* BEGIN *
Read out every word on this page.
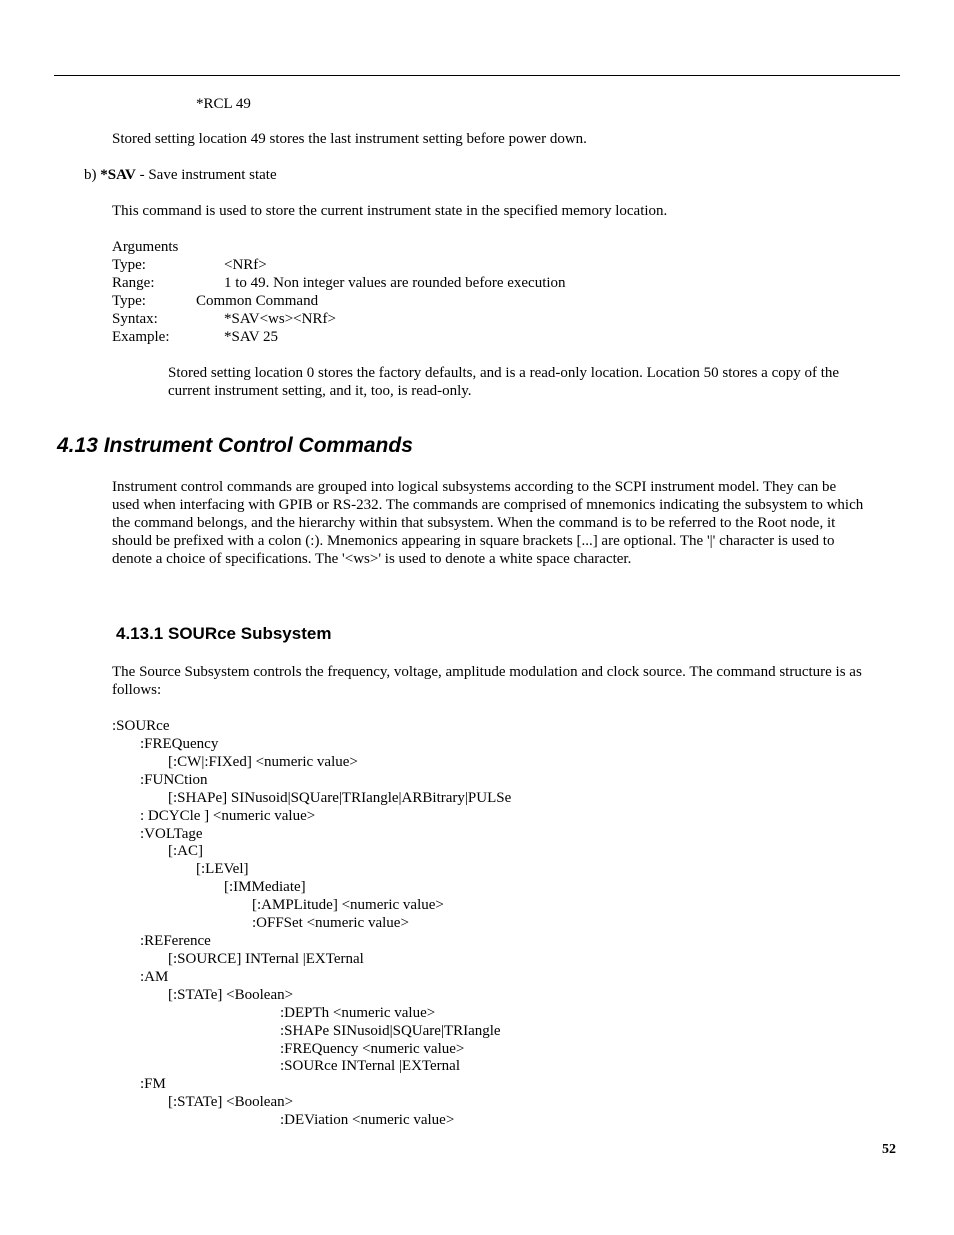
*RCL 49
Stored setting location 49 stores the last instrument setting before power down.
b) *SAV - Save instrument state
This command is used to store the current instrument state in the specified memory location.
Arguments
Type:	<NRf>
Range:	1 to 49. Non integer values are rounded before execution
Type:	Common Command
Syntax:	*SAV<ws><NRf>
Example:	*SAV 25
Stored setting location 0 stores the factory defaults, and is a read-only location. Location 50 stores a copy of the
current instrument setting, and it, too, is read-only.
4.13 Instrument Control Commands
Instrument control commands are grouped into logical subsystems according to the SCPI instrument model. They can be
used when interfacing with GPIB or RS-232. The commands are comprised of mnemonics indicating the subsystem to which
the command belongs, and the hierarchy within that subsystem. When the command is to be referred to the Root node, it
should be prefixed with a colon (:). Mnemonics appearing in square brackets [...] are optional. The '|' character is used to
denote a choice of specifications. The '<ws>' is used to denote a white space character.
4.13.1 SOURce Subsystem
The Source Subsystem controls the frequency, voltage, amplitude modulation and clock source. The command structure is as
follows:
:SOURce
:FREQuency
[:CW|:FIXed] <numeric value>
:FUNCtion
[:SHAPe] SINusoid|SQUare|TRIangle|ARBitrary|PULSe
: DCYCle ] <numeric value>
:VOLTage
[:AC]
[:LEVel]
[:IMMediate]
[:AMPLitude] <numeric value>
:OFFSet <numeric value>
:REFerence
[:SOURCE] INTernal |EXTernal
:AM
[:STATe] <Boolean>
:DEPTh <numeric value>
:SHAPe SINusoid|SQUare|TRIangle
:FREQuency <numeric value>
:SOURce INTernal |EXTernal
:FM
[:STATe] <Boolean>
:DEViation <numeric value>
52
* END *
The request: In the listing, how many lines hold "only"? Answer with a bare number.

Expected answer: 2